**Requirements**
The data must be returned in full and exactly as given.

(Extracted records)
*-*-*

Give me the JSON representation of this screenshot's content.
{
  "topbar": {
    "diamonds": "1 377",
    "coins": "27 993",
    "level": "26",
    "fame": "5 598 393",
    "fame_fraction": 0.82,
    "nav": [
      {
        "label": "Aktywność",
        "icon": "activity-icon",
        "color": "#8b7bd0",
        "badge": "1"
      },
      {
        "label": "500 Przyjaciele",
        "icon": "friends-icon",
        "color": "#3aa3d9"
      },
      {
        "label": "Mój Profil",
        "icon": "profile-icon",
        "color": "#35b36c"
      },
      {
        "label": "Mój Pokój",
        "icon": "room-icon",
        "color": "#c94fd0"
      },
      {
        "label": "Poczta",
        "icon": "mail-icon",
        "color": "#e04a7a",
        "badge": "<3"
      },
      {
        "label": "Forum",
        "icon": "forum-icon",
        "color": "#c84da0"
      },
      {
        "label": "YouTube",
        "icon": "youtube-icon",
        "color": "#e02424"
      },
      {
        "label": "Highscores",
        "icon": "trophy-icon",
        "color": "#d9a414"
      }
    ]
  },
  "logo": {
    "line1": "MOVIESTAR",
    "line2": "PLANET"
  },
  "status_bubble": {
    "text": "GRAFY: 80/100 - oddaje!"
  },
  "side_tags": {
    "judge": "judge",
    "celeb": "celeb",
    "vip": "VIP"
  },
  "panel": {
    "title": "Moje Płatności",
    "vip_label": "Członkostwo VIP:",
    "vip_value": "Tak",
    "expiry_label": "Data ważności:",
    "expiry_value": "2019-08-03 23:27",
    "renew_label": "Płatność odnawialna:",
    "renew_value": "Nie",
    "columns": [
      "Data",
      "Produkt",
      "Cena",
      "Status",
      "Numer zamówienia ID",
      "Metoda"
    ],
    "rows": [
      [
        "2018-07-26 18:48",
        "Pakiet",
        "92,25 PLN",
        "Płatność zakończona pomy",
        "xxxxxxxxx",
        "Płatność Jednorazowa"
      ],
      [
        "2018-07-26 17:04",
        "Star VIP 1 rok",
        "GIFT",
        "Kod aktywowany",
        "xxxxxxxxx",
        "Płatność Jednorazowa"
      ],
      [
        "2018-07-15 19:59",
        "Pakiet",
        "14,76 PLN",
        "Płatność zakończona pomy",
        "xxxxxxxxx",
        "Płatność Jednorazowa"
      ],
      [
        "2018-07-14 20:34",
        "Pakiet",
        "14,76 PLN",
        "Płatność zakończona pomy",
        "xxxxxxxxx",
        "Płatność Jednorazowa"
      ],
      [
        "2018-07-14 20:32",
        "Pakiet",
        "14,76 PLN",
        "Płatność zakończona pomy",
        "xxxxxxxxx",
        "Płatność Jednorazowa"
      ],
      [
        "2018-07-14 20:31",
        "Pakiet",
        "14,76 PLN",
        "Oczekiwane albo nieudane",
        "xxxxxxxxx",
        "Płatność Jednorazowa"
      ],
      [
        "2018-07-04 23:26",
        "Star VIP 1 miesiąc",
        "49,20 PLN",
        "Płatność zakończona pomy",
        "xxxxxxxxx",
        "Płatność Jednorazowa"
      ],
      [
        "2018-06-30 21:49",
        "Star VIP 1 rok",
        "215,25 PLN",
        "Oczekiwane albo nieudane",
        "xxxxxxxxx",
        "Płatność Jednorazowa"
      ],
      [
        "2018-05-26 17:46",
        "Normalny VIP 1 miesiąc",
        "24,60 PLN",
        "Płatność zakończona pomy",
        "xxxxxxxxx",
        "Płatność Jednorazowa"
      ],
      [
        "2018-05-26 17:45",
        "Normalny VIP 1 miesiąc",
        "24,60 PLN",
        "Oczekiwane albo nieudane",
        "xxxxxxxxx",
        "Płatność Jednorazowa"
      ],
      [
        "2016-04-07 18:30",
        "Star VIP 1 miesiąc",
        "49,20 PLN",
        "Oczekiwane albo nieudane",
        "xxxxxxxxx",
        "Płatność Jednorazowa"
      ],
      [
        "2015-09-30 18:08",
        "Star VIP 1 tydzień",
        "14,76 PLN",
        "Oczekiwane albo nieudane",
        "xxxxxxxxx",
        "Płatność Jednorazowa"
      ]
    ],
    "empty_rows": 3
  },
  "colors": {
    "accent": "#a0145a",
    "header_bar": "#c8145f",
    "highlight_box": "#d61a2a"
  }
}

*-*-*

**Answer to this exercise**
Give me the JSON representation of this screenshot's content.
{
  "topbar": {
    "diamonds": "1 377",
    "coins": "27 993",
    "level": "26",
    "fame": "5 598 393",
    "fame_fraction": 0.82,
    "nav": [
      {
        "label": "Aktywność",
        "icon": "activity-icon",
        "color": "#8b7bd0",
        "badge": "1"
      },
      {
        "label": "500 Przyjaciele",
        "icon": "friends-icon",
        "color": "#3aa3d9"
      },
      {
        "label": "Mój Profil",
        "icon": "profile-icon",
        "color": "#35b36c"
      },
      {
        "label": "Mój Pokój",
        "icon": "room-icon",
        "color": "#c94fd0"
      },
      {
        "label": "Poczta",
        "icon": "mail-icon",
        "color": "#e04a7a",
        "badge": "<3"
      },
      {
        "label": "Forum",
        "icon": "forum-icon",
        "color": "#c84da0"
      },
      {
        "label": "YouTube",
        "icon": "youtube-icon",
        "color": "#e02424"
      },
      {
        "label": "Highscores",
        "icon": "trophy-icon",
        "color": "#d9a414"
      }
    ]
  },
  "logo": {
    "line1": "MOVIESTAR",
    "line2": "PLANET"
  },
  "status_bubble": {
    "text": "GRAFY: 80/100 - oddaje!"
  },
  "side_tags": {
    "judge": "judge",
    "celeb": "celeb",
    "vip": "VIP"
  },
  "panel": {
    "title": "Moje Płatności",
    "vip_label": "Członkostwo VIP:",
    "vip_value": "Tak",
    "expiry_label": "Data ważności:",
    "expiry_value": "2019-08-03 23:27",
    "renew_label": "Płatność odnawialna:",
    "renew_value": "Nie",
    "columns": [
      "Data",
      "Produkt",
      "Cena",
      "Status",
      "Numer zamówienia ID",
      "Metoda"
    ],
    "rows": [
      [
        "2018-07-26 18:48",
        "Pakiet",
        "92,25 PLN",
        "Płatność zakończona pomy",
        "xxxxxxxxx",
        "Płatność Jednorazowa"
      ],
      [
        "2018-07-26 17:04",
        "Star VIP 1 rok",
        "GIFT",
        "Kod aktywowany",
        "xxxxxxxxx",
        "Płatność Jednorazowa"
      ],
      [
        "2018-07-15 19:59",
        "Pakiet",
        "14,76 PLN",
        "Płatność zakończona pomy",
        "xxxxxxxxx",
        "Płatność Jednorazowa"
      ],
      [
        "2018-07-14 20:34",
        "Pakiet",
        "14,76 PLN",
        "Płatność zakończona pomy",
        "xxxxxxxxx",
        "Płatność Jednorazowa"
      ],
      [
        "2018-07-14 20:32",
        "Pakiet",
        "14,76 PLN",
        "Płatność zakończona pomy",
        "xxxxxxxxx",
        "Płatność Jednorazowa"
      ],
      [
        "2018-07-14 20:31",
        "Pakiet",
        "14,76 PLN",
        "Oczekiwane albo nieudane",
        "xxxxxxxxx",
        "Płatność Jednorazowa"
      ],
      [
        "2018-07-04 23:26",
        "Star VIP 1 miesiąc",
        "49,20 PLN",
        "Płatność zakończona pomy",
        "xxxxxxxxx",
        "Płatność Jednorazowa"
      ],
      [
        "2018-06-30 21:49",
        "Star VIP 1 rok",
        "215,25 PLN",
        "Oczekiwane albo nieudane",
        "xxxxxxxxx",
        "Płatność Jednorazowa"
      ],
      [
        "2018-05-26 17:46",
        "Normalny VIP 1 miesiąc",
        "24,60 PLN",
        "Płatność zakończona pomy",
        "xxxxxxxxx",
        "Płatność Jednorazowa"
      ],
      [
        "2018-05-26 17:45",
        "Normalny VIP 1 miesiąc",
        "24,60 PLN",
        "Oczekiwane albo nieudane",
        "xxxxxxxxx",
        "Płatność Jednorazowa"
      ],
      [
        "2016-04-07 18:30",
        "Star VIP 1 miesiąc",
        "49,20 PLN",
        "Oczekiwane albo nieudane",
        "xxxxxxxxx",
        "Płatność Jednorazowa"
      ],
      [
        "2015-09-30 18:08",
        "Star VIP 1 tydzień",
        "14,76 PLN",
        "Oczekiwane albo nieudane",
        "xxxxxxxxx",
        "Płatność Jednorazowa"
      ]
    ],
    "empty_rows": 3
  },
  "colors": {
    "accent": "#a0145a",
    "header_bar": "#c8145f",
    "highlight_box": "#d61a2a"
  }
}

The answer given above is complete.